Short problem 1: Reproduce the part of the forum thread about finding a companion pigeon starting with "He has quite" and going on through "garage or something?".
Short problem 2: Write the next part of the forum thread about finding a companion pigeon, picking up after its final post.

** Start Extract provided **

I tried the chicago bird collision monitors, I got no answer from them. I'll keep looking, I'm in no hurry. Just thought I'd put it out there that I could give a pmv girl a home if one was needed. I can check out Willowbrook wildlife too. 
Thanks
Mudsow


----------



## goga82 (Aug 17, 2009)

mudsow said:


> I tried the chicago bird collision monitors, I got no answer from them. I'll keep looking, I'm in no hurry. Just thought I'd put it out there that I could give a pmv girl a home if one was needed. I can check out Willowbrook wildlife too.
> Thanks
> Mudsow


Please don't try to contact Chicago bird collision..
Hope u decided to keep the bird..
CBC.. wont do any good for him.. they will take him to the rehab that is funded and they will euthanize him...
CBC just drives birds around.. 
Trust me when I moved to Chicago I though they would help me till I found the truth


----------



## Jay3 (May 4, 2008)

goga82 said:


> Please don't try to contact Chicago bird collision..
> Hope u decided to keep the bird..
> CBC.. wont do any good for him.. they will take him to the rehab that is funded and they will euthanize him...
> CBC just drives birds around..
> Trust me when I moved to Chicago I though they would help me till I found the truth


Goga, they are looking for a companion for their bird.............not to place him.


----------



## Jay3 (May 4, 2008)

How are you sure that you have a male? Regardless, as long as you find a female, they will probably get along. Even 2 females will usually get along okay.


----------



## mudsow (Oct 8, 2012)

Yes, that is correct, I am looking for a companion, a non-releasable companion. And my boy has been in love with his stuffed pigeon for over a year now, I would only assume he would have laid an egg if he was a girl ;-) Again, I'm not in a hurry, just putting it out there in case someone has a pmv survivor that they cannot keep. I will give it a good home.


----------



## Jay3 (May 4, 2008)

That will be great. I really hope you can find one. I know people do on occasion look for a home for a bird like that. Can you post pics of him?


----------



## mudsow (Oct 8, 2012)

Here he is and him in his 2'x8' condo.


----------



## Jay3 (May 4, 2008)

He has quite a bit of room there, but if he were to get up on that pile of bricks the cats could reach in to him. I would run hardware cloth along that side if the cats must be so close. Also, the feed dish is so deep, I would worry about him falling in. Can you use one a bit lower. I know it does help with seed not being thrown, but seems it would be difficult for him to have to reach so far down into the dish. Seems like a rather roomy area. How large is it? Is it a garage or something?

** End Extract provided **
** Start Data extract **

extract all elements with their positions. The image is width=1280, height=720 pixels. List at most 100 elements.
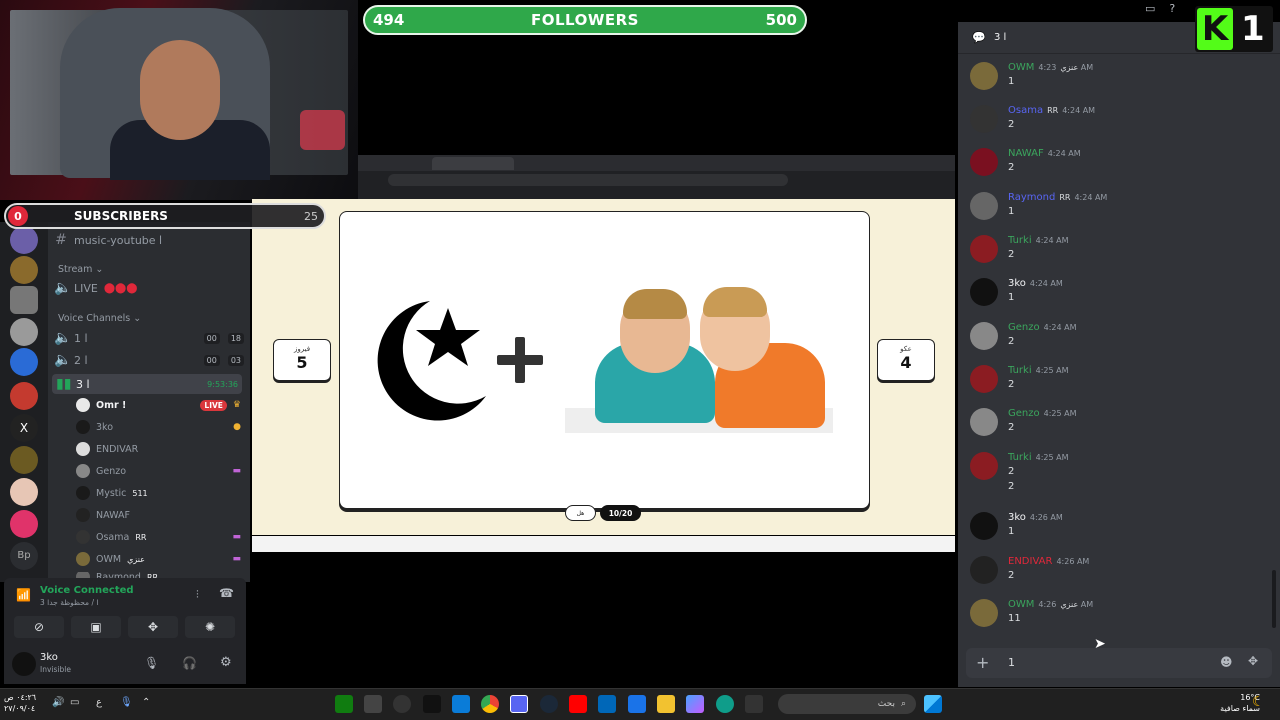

** End Data extract **

Right answer 1:
He has quite a bit of room there, but if he were to get up on that pile of bricks the cats could reach in to him. I would run hardware cloth along that side if the cats must be so close. Also, the feed dish is so deep, I would worry about him falling in. Can you use one a bit lower. I know it does help with seed not being thrown, but seems it would be difficult for him to have to reach so far down into the dish. Seems like a rather roomy area. How large is it? Is it a garage or something?

Right answer 2:
Also, he needs to be able to get sunshine for vitamin D3, which he needs to be able to absorb calcium. Very important. Pretty bird.


----------



## mudsow (Oct 8, 2012)

The cage is 2feet x 8feet, it is inside in a bedroom, the light you see in there is a reptile/bird light vitamin D lightbulb. He does fine with the dishes, there are bricks in front of them for him to stand on to reach in.The entire front of the cage actually opens up above the dowel bar. He likes to sit on the bricks and practice his flapping with no impediment. The cat is quite unconcerned with the bird. There were chickens in the cage before Hootie, and the cat would go in there with them. He is only opened when there is supervision. I will put him on the top when I clean and he really has no plan on attempted flight. He will sit in the nest box with his fake buddy and I just move the entire box back down and into the cage when I'm done. He appears to be just fine, but will still walk in circles when he's excited. Not sure if he can fly straight, he has never tried. He has plenty of opportunity. I think he figures if he does fly, I'll put him back out in the scary world where the other birds were picking on him. (he really was in poor shape when we found him, even the vet didn't have much hope that we would fix him).

I also have a feral cat that we brought inside that lives in my bedroom (her choice) and she too has absolutely NO intention on getting back outside. I think they both are enjoying free meals and no stress.


----------



## Jay3 (May 4, 2008)

Well I think he is very lucky that you found him. Good job.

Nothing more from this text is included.